--- DATA FOR THIS EXERCISE ---

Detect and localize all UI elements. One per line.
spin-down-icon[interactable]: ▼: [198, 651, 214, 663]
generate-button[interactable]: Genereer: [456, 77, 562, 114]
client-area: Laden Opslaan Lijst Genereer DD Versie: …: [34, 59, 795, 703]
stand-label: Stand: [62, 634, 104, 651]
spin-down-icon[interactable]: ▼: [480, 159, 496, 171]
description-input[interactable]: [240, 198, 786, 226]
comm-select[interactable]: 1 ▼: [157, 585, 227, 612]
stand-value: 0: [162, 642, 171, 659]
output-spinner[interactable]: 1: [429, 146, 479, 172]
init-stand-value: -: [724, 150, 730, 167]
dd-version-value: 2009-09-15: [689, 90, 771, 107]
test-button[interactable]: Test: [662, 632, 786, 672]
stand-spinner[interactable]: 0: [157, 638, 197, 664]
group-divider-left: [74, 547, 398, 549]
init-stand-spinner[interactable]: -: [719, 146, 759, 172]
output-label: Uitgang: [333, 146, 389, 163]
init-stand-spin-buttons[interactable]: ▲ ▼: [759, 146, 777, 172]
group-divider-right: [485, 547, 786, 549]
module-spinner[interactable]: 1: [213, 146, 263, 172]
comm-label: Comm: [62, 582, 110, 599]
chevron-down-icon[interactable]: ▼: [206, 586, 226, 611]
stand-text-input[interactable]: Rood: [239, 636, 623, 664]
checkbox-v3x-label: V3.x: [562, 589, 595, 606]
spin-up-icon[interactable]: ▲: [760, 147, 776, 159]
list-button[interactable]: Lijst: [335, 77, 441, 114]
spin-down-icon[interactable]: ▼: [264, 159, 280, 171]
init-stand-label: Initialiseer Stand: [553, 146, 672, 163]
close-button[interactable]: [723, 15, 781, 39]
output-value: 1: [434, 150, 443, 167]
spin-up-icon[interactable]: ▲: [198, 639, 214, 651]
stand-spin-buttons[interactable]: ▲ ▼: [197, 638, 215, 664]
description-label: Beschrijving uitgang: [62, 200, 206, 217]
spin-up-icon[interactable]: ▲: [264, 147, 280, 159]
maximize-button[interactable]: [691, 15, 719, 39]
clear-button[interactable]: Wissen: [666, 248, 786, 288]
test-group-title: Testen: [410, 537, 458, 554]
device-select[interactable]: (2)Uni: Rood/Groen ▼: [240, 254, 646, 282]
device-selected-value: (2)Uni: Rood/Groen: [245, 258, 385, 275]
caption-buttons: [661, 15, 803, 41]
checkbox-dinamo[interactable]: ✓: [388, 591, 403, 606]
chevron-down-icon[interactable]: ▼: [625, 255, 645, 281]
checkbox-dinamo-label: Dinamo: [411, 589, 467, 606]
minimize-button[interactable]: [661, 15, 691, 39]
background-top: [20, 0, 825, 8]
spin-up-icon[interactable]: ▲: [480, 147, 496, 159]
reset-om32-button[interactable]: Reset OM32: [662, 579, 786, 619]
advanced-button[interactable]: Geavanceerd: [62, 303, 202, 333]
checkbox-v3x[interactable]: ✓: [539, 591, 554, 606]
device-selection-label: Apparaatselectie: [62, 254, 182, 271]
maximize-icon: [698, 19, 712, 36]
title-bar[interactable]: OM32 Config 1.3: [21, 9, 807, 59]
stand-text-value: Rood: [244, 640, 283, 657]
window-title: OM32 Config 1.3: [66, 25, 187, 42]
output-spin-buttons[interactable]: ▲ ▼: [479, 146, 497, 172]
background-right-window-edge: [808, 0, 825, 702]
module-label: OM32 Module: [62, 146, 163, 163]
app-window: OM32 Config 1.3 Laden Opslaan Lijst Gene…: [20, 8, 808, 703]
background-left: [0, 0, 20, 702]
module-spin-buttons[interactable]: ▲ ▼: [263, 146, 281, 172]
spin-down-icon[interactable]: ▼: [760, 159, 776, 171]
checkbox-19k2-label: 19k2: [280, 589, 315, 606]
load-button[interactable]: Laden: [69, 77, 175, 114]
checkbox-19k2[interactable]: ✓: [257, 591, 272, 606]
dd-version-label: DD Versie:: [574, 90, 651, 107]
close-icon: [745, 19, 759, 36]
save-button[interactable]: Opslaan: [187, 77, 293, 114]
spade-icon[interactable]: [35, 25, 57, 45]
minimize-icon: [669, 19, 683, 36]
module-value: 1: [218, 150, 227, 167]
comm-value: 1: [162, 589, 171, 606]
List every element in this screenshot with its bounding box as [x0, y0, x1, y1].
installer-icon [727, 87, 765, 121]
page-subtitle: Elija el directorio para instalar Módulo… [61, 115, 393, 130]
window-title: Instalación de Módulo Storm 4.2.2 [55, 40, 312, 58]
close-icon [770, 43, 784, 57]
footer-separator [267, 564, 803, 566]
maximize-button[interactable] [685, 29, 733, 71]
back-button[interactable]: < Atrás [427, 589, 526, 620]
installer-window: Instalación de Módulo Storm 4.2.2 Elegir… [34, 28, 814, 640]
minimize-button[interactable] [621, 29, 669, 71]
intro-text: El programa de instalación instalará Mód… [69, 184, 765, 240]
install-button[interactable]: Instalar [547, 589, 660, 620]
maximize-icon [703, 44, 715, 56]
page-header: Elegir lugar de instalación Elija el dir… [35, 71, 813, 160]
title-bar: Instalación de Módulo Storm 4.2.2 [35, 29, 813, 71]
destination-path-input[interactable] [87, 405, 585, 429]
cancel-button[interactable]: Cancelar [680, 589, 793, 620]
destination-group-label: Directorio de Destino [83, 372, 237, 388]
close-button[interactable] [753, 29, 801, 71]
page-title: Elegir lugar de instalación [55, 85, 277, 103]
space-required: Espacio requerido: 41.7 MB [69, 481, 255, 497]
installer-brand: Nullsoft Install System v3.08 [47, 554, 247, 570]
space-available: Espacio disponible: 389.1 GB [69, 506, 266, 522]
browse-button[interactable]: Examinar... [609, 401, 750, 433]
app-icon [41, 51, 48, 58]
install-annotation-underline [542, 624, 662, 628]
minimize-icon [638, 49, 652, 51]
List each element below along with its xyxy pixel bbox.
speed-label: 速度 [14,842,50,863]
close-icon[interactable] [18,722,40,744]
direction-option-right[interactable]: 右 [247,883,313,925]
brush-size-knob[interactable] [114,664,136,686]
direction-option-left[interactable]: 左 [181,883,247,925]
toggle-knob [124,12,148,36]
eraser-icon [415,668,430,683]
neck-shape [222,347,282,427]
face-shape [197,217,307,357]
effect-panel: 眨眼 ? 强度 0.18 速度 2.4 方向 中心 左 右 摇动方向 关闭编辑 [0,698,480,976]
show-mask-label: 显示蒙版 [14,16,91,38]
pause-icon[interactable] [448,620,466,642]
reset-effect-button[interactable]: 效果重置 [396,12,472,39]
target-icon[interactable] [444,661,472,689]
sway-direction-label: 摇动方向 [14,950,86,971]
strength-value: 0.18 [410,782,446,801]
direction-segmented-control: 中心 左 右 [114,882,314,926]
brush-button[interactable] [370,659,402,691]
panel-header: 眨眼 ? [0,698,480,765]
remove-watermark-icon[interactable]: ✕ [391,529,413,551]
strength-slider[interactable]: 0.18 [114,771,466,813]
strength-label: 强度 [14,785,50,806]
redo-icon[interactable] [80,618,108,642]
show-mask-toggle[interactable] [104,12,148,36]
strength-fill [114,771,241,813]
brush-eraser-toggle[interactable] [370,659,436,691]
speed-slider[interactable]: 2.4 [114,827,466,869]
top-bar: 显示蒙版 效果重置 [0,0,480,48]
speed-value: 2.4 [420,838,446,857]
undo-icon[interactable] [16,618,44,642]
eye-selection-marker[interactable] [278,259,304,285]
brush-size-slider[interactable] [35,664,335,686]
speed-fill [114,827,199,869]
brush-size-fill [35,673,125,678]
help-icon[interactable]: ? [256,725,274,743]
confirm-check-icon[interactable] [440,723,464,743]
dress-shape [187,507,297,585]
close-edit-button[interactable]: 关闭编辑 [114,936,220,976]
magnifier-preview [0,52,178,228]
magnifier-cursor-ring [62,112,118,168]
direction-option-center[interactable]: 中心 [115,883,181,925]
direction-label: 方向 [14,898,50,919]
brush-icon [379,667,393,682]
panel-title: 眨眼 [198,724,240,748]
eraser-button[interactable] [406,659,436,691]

---

# TASK INSTRUCTIONS
Reproduce the records above verbatim, from the first line through the line holding "comm-label: Comm: [62, 582, 110, 599]", inclusive.

# COMPLETED TASK
Detect and localize all UI elements. One per line.
spin-down-icon[interactable]: ▼: [198, 651, 214, 663]
generate-button[interactable]: Genereer: [456, 77, 562, 114]
client-area: Laden Opslaan Lijst Genereer DD Versie: …: [34, 59, 795, 703]
stand-label: Stand: [62, 634, 104, 651]
spin-down-icon[interactable]: ▼: [480, 159, 496, 171]
description-input[interactable]: [240, 198, 786, 226]
comm-select[interactable]: 1 ▼: [157, 585, 227, 612]
stand-value: 0: [162, 642, 171, 659]
output-spinner[interactable]: 1: [429, 146, 479, 172]
init-stand-value: -: [724, 150, 730, 167]
dd-version-value: 2009-09-15: [689, 90, 771, 107]
test-button[interactable]: Test: [662, 632, 786, 672]
stand-spinner[interactable]: 0: [157, 638, 197, 664]
group-divider-left: [74, 547, 398, 549]
init-stand-spinner[interactable]: -: [719, 146, 759, 172]
output-label: Uitgang: [333, 146, 389, 163]
init-stand-spin-buttons[interactable]: ▲ ▼: [759, 146, 777, 172]
group-divider-right: [485, 547, 786, 549]
module-spinner[interactable]: 1: [213, 146, 263, 172]
comm-label: Comm: [62, 582, 110, 599]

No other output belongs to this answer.